Will you write out all the entries below exactly?

[START]

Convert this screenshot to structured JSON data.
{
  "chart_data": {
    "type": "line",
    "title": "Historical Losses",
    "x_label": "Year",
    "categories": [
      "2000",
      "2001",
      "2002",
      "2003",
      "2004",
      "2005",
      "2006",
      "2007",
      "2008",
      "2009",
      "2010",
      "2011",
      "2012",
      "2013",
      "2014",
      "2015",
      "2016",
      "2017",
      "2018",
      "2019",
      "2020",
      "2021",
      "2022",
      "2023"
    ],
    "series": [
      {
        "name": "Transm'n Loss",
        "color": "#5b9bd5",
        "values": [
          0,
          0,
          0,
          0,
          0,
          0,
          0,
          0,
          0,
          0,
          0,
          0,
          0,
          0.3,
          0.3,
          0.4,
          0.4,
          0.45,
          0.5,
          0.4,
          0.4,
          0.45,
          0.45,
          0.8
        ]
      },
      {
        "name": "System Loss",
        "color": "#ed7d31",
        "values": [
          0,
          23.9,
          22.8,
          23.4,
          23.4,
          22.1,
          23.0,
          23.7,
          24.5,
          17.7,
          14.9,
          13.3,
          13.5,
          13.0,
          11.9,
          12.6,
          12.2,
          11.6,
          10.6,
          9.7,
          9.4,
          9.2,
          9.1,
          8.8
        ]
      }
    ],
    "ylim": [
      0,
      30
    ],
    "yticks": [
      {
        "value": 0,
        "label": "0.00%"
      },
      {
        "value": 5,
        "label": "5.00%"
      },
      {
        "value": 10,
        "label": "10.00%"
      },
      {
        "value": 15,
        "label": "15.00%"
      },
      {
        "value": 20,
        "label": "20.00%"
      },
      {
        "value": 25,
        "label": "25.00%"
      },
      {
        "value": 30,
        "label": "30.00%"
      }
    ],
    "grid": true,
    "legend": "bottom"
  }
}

[END]

§ **SOLUTION BELOW**
Convert this screenshot to structured JSON data.
{
  "chart_data": {
    "type": "line",
    "title": "Historical Losses",
    "x_label": "Year",
    "categories": [
      "2000",
      "2001",
      "2002",
      "2003",
      "2004",
      "2005",
      "2006",
      "2007",
      "2008",
      "2009",
      "2010",
      "2011",
      "2012",
      "2013",
      "2014",
      "2015",
      "2016",
      "2017",
      "2018",
      "2019",
      "2020",
      "2021",
      "2022",
      "2023"
    ],
    "series": [
      {
        "name": "Transm'n Loss",
        "color": "#5b9bd5",
        "values": [
          0,
          0,
          0,
          0,
          0,
          0,
          0,
          0,
          0,
          0,
          0,
          0,
          0,
          0.3,
          0.3,
          0.4,
          0.4,
          0.45,
          0.5,
          0.4,
          0.4,
          0.45,
          0.45,
          0.8
        ]
      },
      {
        "name": "System Loss",
        "color": "#ed7d31",
        "values": [
          0,
          23.9,
          22.8,
          23.4,
          23.4,
          22.1,
          23.0,
          23.7,
          24.5,
          17.7,
          14.9,
          13.3,
          13.5,
          13.0,
          11.9,
          12.6,
          12.2,
          11.6,
          10.6,
          9.7,
          9.4,
          9.2,
          9.1,
          8.8
        ]
      }
    ],
    "ylim": [
      0,
      30
    ],
    "yticks": [
      {
        "value": 0,
        "label": "0.00%"
      },
      {
        "value": 5,
        "label": "5.00%"
      },
      {
        "value": 10,
        "label": "10.00%"
      },
      {
        "value": 15,
        "label": "15.00%"
      },
      {
        "value": 20,
        "label": "20.00%"
      },
      {
        "value": 25,
        "label": "25.00%"
      },
      {
        "value": 30,
        "label": "30.00%"
      }
    ],
    "grid": true,
    "legend": "bottom"
  }
}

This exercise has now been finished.